-- START OF Records --

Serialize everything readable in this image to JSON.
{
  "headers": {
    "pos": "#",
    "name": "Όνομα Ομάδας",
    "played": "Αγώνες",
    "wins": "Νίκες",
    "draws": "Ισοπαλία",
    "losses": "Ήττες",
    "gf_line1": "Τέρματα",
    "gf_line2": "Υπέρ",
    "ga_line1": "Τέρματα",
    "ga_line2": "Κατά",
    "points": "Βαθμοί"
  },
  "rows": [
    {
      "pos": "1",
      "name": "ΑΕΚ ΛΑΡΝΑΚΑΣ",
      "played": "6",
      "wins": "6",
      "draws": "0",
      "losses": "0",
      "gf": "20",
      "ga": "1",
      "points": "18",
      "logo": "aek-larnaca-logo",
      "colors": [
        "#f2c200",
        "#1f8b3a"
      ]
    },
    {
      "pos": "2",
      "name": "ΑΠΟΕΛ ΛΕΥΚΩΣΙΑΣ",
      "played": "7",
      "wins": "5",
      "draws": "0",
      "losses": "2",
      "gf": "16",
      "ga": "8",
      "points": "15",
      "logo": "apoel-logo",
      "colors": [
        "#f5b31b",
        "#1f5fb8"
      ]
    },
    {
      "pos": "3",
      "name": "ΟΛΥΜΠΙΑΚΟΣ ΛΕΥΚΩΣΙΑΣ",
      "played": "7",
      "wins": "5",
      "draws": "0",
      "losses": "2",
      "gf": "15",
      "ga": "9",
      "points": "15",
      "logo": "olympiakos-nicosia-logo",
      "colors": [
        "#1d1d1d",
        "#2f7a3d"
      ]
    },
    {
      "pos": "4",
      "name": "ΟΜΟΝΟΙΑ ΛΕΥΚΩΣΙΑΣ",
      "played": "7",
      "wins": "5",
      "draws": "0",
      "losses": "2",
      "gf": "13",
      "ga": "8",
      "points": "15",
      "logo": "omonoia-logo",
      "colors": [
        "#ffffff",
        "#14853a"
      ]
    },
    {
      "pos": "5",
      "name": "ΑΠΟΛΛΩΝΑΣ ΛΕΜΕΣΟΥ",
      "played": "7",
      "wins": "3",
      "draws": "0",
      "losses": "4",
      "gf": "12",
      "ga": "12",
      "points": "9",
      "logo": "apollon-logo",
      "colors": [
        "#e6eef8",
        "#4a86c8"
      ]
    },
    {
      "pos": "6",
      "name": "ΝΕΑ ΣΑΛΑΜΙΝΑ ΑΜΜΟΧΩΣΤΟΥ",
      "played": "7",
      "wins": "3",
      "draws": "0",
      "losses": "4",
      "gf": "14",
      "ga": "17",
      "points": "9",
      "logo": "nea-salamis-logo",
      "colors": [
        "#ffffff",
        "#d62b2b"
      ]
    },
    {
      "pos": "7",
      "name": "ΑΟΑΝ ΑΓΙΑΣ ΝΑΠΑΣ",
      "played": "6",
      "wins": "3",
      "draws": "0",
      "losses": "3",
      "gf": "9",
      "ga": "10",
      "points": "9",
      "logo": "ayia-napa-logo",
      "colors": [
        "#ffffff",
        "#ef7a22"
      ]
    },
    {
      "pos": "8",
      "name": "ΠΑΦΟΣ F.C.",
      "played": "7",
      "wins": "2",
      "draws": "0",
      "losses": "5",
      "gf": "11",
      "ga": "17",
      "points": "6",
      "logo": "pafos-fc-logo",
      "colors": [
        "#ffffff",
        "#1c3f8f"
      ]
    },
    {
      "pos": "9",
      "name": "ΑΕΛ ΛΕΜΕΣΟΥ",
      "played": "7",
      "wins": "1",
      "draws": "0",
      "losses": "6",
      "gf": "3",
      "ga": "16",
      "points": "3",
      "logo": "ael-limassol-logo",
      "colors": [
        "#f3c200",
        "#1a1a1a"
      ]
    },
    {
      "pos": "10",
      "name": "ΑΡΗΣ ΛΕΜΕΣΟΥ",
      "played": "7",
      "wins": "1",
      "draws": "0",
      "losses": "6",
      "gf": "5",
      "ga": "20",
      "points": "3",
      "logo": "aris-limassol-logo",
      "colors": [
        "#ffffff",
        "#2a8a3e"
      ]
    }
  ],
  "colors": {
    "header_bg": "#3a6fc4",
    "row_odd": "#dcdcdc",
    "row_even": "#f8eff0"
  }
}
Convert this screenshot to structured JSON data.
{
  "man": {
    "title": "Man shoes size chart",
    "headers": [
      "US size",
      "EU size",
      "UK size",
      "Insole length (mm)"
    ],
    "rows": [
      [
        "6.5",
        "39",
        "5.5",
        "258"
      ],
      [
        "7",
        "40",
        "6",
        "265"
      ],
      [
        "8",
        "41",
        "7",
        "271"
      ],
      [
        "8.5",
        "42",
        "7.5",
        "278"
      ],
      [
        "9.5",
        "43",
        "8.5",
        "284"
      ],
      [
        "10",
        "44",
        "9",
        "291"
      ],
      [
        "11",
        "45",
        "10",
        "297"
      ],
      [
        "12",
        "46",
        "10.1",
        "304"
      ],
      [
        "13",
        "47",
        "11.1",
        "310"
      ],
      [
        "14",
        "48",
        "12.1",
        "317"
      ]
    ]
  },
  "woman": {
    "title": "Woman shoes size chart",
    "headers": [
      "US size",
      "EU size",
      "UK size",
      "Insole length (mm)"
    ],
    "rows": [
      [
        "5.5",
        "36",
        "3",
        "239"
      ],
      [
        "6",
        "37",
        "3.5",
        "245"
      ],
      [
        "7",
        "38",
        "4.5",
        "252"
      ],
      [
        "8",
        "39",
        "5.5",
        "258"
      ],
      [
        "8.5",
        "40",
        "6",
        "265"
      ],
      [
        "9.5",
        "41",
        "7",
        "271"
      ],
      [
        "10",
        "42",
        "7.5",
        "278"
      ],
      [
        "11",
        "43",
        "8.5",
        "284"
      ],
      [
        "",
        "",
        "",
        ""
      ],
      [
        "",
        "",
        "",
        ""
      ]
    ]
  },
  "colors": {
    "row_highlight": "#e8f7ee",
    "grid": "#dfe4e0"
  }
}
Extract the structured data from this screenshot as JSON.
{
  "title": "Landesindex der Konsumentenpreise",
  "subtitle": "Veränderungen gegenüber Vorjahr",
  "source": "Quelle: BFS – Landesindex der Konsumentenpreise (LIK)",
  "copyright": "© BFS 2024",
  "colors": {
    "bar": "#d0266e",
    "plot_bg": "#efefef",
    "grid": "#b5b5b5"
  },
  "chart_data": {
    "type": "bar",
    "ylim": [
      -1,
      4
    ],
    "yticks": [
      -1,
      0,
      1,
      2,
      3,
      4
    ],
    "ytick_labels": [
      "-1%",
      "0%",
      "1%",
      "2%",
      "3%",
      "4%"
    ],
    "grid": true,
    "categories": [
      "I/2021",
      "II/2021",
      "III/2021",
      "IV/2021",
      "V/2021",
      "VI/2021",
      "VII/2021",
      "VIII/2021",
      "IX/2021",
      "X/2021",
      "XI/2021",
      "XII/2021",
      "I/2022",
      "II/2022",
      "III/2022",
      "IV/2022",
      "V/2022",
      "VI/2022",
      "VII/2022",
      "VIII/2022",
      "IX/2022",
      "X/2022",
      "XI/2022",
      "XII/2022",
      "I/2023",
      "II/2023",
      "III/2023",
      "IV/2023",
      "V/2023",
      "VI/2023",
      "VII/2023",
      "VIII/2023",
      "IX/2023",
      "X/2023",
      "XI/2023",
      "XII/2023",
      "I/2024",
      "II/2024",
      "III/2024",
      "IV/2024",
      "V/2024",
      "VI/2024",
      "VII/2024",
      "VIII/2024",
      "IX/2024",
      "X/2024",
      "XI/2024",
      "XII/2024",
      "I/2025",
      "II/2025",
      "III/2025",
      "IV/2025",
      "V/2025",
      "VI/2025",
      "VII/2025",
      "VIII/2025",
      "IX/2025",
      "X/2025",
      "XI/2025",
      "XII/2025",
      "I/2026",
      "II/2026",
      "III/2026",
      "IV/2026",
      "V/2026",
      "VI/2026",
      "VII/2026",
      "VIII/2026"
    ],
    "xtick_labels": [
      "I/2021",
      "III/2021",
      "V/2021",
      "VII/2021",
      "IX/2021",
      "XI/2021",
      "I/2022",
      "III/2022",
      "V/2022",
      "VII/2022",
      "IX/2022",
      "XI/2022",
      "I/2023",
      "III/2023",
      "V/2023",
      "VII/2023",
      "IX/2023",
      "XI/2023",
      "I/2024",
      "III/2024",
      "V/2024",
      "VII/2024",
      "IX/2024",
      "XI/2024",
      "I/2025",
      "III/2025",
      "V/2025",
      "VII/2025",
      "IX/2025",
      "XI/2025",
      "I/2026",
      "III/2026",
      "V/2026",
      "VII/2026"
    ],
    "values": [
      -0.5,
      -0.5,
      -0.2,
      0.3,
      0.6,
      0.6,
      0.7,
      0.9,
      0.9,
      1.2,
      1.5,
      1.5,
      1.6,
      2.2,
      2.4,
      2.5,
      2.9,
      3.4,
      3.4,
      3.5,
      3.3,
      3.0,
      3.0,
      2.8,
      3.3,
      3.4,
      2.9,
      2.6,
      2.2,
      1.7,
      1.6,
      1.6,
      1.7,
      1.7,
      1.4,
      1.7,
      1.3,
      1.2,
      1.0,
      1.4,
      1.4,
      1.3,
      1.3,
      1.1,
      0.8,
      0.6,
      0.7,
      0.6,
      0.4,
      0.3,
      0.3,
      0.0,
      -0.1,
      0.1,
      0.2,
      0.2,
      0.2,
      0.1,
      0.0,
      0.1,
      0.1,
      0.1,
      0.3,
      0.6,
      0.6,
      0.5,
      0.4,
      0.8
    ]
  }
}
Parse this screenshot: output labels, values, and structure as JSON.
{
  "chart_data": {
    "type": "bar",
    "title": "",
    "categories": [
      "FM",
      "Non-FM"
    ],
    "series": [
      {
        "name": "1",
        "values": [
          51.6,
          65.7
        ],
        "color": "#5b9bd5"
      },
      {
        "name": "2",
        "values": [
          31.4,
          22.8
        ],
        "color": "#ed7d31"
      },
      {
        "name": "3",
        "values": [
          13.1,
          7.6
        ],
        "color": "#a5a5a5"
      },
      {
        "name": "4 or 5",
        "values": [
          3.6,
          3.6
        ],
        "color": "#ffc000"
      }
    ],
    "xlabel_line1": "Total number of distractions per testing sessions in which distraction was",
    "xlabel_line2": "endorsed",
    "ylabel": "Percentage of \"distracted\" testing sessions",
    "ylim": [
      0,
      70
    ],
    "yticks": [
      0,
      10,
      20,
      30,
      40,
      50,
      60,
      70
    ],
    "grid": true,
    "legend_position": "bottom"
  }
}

-- END OF Records --

§ **What is required**
Repeat word for word each line from the one with "Parse this screenshot: output" to the end of the records above, inclusive.

§ **Response to this task**
Parse this screenshot: output labels, values, and structure as JSON.
{
  "chart_data": {
    "type": "bar",
    "title": "",
    "categories": [
      "FM",
      "Non-FM"
    ],
    "series": [
      {
        "name": "1",
        "values": [
          51.6,
          65.7
        ],
        "color": "#5b9bd5"
      },
      {
        "name": "2",
        "values": [
          31.4,
          22.8
        ],
        "color": "#ed7d31"
      },
      {
        "name": "3",
        "values": [
          13.1,
          7.6
        ],
        "color": "#a5a5a5"
      },
      {
        "name": "4 or 5",
        "values": [
          3.6,
          3.6
        ],
        "color": "#ffc000"
      }
    ],
    "xlabel_line1": "Total number of distractions per testing sessions in which distraction was",
    "xlabel_line2": "endorsed",
    "ylabel": "Percentage of \"distracted\" testing sessions",
    "ylim": [
      0,
      70
    ],
    "yticks": [
      0,
      10,
      20,
      30,
      40,
      50,
      60,
      70
    ],
    "grid": true,
    "legend_position": "bottom"
  }
}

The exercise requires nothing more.